Show each line that has the string "видео" in it.

(Data excerpts)
— start —
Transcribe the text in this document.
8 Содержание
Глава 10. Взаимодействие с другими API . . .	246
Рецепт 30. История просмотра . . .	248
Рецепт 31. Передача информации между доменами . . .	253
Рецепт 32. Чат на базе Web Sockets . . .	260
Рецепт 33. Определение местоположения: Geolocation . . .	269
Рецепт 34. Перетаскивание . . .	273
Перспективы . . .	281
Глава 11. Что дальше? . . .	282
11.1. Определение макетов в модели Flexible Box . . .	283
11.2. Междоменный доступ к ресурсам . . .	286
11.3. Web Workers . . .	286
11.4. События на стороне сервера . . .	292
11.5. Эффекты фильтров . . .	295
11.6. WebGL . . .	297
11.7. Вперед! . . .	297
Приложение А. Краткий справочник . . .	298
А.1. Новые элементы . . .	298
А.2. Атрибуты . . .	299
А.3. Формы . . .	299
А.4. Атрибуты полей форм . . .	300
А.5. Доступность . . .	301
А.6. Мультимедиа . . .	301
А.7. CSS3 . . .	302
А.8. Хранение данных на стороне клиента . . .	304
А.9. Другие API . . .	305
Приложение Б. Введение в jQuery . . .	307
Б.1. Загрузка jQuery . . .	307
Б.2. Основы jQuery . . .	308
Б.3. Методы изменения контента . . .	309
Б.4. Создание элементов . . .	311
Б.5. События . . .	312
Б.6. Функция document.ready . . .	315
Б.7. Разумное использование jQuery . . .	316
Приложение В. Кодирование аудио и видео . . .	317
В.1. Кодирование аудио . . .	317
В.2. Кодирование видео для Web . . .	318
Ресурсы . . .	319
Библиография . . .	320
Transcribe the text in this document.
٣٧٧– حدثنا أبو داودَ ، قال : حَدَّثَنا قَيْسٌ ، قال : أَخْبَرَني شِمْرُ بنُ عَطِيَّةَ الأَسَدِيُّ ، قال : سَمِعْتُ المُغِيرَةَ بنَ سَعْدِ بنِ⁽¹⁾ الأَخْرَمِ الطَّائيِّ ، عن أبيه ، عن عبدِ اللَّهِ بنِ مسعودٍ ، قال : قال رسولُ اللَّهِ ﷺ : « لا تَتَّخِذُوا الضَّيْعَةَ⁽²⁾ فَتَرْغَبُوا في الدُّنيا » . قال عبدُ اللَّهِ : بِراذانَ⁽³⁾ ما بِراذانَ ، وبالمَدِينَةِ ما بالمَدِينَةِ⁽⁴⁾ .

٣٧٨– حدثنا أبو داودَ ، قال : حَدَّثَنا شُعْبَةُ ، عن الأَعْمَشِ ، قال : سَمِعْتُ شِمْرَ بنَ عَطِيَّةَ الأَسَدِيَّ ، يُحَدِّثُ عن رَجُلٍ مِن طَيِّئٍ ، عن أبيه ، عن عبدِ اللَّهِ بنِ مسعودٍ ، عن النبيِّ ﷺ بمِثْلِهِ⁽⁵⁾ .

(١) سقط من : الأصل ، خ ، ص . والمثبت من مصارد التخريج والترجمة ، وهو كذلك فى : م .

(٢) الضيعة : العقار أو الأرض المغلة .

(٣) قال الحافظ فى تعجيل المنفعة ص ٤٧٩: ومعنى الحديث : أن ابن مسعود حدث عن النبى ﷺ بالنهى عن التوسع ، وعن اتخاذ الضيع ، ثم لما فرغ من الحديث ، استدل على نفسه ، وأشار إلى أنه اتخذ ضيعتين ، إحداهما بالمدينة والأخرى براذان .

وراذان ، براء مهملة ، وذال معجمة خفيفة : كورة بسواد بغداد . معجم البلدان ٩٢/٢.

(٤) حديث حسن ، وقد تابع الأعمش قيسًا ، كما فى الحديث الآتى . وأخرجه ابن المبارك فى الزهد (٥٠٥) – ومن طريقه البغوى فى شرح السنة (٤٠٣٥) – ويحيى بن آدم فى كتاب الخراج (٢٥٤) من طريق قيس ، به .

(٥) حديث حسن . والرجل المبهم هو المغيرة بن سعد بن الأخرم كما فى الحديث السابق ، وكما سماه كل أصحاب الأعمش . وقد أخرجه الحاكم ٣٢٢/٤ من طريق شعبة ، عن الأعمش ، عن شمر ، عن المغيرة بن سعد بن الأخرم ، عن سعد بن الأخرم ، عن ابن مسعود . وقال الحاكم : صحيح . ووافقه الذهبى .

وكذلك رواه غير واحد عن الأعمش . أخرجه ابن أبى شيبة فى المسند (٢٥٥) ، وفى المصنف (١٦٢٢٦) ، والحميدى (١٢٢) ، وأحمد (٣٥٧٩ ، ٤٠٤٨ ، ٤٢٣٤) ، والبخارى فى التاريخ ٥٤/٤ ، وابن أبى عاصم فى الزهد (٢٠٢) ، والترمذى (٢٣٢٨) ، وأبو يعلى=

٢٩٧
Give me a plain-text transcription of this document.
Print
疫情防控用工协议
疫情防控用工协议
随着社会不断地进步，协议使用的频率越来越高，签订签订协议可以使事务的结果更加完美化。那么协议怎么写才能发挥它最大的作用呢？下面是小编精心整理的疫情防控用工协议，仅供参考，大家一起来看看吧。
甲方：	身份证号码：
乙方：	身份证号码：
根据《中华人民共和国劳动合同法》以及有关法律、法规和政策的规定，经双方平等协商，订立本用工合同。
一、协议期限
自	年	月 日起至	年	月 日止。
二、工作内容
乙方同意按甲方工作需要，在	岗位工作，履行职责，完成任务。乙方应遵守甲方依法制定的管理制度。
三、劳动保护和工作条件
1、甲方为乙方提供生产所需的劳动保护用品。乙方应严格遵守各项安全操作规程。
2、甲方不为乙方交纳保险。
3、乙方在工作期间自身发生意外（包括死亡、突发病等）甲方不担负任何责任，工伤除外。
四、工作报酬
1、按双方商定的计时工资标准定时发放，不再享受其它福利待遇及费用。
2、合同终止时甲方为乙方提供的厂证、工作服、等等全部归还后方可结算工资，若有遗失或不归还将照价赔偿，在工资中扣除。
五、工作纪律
— end —
_Solution for this task_
Приложение В. Кодирование аудио и видео . . .	317
В.2. Кодирование видео для Web . . .	318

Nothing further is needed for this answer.